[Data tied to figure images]
## BEGIN

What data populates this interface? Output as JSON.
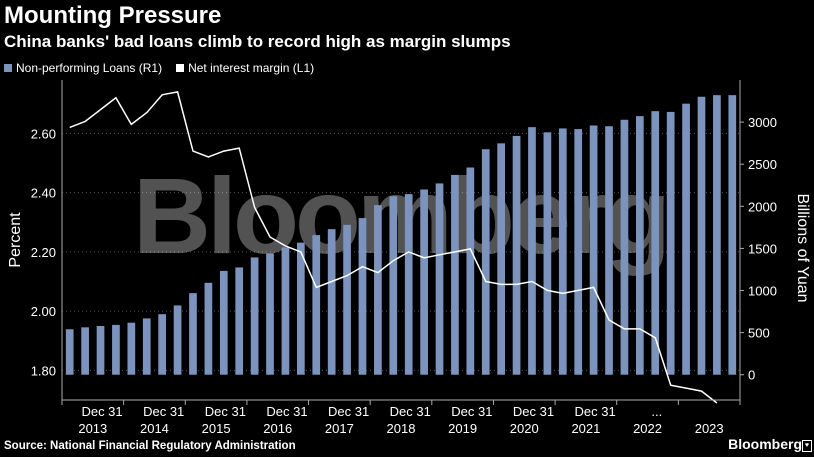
{
  "chart_data": {
    "type": "bar",
    "title": "Mounting Pressure",
    "subtitle": "China banks' bad loans climb to record high as margin slumps",
    "legend": [
      "Non-performing Loans (R1)",
      "Net interest margin (L1)"
    ],
    "left_axis": {
      "label": "Percent",
      "lim": [
        1.7,
        2.78
      ],
      "ticks": [
        "1.80",
        "2.00",
        "2.20",
        "2.40",
        "2.60"
      ]
    },
    "right_axis": {
      "label": "Billions of Yuan",
      "lim": [
        -300,
        3500
      ],
      "ticks": [
        "0",
        "500",
        "1000",
        "1500",
        "2000",
        "2500",
        "3000"
      ]
    },
    "x_tick_labels": [
      "Dec 31",
      "Dec 31",
      "Dec 31",
      "Dec 31",
      "Dec 31",
      "Dec 31",
      "Dec 31",
      "Dec 31",
      "Dec 31",
      "...",
      "Dec 31"
    ],
    "year_labels": [
      "2013",
      "2014",
      "2015",
      "2016",
      "2017",
      "2018",
      "2019",
      "2020",
      "2021",
      "2022",
      "2023"
    ],
    "series": [
      {
        "name": "Non-performing Loans (R1)",
        "kind": "bar",
        "axis": "right",
        "values": [
          540,
          563,
          579,
          592,
          618,
          669,
          719,
          823,
          969,
          1092,
          1233,
          1274,
          1393,
          1441,
          1512,
          1569,
          1658,
          1729,
          1780,
          1860,
          2014,
          2120,
          2145,
          2200,
          2272,
          2373,
          2461,
          2678,
          2748,
          2836,
          2940,
          2879,
          2925,
          2917,
          2960,
          2951,
          3028,
          3071,
          3130,
          3121,
          3219,
          3301,
          3320,
          3320
        ]
      },
      {
        "name": "Net interest margin (L1)",
        "kind": "line",
        "axis": "left",
        "values": [
          2.62,
          2.64,
          2.68,
          2.72,
          2.63,
          2.67,
          2.73,
          2.74,
          2.54,
          2.52,
          2.54,
          2.55,
          2.35,
          2.25,
          2.22,
          2.2,
          2.08,
          2.1,
          2.12,
          2.15,
          2.13,
          2.17,
          2.2,
          2.18,
          2.19,
          2.2,
          2.21,
          2.1,
          2.09,
          2.09,
          2.1,
          2.07,
          2.06,
          2.07,
          2.08,
          1.97,
          1.94,
          1.94,
          1.91,
          1.75,
          1.74,
          1.73,
          1.69
        ]
      }
    ],
    "watermark": "Bloomberg"
  },
  "footer": {
    "source": "Source: National Financial Regulatory Administration",
    "brand": "Bloomberg",
    "brand_icon": "♥"
  }
}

## END

**Set exercise**
Using the records above, copy every line that has the word "margin" in it.

**In response**
    "subtitle": "China banks' bad loans climb to record high as margin slumps",
      "Net interest margin (L1)"
        "name": "Net interest margin (L1)",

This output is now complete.